*Set exercise:*
From the listing below, extract every line in which the word "this" appears.

+++

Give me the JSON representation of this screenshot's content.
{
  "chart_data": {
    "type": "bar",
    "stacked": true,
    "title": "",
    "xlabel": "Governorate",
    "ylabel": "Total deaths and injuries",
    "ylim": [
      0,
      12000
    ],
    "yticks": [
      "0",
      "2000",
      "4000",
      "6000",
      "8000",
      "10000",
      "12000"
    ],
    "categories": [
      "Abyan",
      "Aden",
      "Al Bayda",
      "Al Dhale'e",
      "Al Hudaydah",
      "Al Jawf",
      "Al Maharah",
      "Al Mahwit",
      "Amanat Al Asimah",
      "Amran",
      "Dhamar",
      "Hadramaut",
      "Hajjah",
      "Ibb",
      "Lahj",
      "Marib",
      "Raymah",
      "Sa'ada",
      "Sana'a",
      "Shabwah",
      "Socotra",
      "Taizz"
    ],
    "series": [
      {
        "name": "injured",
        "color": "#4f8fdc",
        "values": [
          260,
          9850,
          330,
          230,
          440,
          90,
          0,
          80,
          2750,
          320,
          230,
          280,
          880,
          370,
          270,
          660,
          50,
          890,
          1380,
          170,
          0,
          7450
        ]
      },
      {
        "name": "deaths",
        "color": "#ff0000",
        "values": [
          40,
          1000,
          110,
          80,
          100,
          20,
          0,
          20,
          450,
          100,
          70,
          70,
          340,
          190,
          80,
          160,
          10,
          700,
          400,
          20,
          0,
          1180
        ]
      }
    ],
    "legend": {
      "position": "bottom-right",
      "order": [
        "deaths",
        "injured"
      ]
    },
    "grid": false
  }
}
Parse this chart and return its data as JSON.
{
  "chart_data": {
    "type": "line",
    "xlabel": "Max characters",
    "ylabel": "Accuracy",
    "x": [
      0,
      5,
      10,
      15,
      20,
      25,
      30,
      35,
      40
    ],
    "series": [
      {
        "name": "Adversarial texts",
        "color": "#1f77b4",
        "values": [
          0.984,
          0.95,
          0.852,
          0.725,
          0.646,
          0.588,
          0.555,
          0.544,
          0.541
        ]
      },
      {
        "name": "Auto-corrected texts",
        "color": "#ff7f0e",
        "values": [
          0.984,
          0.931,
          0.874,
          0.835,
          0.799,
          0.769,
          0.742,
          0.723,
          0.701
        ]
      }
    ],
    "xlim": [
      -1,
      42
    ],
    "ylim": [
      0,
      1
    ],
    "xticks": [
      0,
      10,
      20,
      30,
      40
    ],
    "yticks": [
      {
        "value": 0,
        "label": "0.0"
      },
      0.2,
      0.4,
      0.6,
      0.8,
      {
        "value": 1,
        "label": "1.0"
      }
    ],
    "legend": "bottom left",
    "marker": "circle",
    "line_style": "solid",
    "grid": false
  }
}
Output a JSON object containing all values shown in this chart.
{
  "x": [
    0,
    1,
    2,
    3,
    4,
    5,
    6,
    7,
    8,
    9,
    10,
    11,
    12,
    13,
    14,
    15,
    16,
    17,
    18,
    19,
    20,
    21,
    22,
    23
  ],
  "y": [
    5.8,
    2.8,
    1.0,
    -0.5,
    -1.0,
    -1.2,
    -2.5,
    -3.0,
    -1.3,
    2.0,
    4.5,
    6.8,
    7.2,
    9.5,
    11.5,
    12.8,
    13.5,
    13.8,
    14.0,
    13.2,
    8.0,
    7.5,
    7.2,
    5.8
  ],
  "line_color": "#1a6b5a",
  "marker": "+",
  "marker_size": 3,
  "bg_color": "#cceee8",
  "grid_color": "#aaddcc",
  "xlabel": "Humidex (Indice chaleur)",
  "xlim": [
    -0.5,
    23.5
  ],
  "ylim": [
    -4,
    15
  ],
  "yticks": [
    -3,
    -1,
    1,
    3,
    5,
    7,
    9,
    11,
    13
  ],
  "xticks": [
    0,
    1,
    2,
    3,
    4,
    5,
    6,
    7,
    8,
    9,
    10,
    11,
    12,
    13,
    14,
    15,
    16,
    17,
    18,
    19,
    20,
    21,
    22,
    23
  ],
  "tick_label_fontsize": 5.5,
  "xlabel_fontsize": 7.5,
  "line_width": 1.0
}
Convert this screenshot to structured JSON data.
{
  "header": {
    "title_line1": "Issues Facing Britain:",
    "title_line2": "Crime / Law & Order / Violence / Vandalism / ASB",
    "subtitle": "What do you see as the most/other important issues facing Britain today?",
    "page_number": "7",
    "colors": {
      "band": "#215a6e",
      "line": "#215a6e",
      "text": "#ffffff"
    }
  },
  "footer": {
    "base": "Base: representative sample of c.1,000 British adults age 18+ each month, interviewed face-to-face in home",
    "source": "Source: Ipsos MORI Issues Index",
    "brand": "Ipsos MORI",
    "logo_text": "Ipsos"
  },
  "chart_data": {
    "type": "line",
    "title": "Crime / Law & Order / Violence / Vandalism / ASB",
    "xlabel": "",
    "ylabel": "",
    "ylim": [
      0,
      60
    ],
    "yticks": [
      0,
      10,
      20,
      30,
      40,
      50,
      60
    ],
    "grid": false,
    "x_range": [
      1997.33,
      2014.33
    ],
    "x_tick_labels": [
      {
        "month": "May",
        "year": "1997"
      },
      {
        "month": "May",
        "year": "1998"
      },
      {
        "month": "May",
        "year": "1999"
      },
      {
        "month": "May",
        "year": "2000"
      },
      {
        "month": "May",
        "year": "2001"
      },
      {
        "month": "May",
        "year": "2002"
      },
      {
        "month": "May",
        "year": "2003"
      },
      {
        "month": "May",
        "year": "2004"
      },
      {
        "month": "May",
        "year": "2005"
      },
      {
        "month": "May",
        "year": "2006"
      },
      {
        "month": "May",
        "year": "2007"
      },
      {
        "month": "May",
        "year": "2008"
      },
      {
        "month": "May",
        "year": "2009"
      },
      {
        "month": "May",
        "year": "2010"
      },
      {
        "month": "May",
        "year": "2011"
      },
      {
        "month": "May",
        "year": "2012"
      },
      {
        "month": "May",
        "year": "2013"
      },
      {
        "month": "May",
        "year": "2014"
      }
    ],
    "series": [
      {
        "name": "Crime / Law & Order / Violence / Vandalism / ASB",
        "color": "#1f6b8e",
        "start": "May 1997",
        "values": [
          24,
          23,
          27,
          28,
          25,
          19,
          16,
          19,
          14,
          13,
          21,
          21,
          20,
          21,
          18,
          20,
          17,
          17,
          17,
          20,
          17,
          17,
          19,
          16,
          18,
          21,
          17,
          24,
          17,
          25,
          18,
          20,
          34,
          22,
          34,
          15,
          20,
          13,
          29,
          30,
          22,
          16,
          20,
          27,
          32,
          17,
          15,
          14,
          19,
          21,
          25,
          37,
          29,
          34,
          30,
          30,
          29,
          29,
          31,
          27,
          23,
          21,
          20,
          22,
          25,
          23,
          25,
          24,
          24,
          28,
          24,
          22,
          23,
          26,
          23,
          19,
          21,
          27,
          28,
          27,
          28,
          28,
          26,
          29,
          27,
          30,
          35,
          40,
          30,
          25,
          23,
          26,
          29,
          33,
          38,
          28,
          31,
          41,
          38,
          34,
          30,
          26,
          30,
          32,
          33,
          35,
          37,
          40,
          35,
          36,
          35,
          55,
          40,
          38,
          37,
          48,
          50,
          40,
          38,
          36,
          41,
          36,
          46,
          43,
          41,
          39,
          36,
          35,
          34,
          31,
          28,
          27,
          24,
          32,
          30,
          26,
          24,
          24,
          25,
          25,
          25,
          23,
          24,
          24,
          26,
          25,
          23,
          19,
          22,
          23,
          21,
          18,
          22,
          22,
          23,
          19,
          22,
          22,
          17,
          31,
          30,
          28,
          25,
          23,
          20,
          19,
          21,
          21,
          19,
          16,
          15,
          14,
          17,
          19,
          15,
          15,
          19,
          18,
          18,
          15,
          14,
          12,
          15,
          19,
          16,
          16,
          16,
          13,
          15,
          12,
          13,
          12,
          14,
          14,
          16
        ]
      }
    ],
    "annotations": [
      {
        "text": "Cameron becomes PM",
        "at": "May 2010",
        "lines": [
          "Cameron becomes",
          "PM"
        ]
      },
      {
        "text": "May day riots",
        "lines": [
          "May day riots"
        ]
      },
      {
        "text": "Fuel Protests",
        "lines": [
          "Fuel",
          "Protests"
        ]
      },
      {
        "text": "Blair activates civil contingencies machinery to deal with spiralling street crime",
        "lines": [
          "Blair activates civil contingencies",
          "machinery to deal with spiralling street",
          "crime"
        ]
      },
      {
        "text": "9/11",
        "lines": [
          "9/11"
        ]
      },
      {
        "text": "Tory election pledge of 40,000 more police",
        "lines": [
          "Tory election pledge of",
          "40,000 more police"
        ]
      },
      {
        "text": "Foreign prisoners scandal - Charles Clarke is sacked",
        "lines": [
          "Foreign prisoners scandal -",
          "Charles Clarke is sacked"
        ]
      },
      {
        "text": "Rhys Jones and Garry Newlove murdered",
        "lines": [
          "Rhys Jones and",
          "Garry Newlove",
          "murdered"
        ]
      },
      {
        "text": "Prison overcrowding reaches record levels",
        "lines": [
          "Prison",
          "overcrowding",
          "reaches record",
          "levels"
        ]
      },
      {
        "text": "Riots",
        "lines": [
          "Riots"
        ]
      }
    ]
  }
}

+++

*Finished task:*
Give me the JSON representation of this screenshot's content.
Parse this chart and return its data as JSON.
Output a JSON object containing all values shown in this chart.
Convert this screenshot to structured JSON data.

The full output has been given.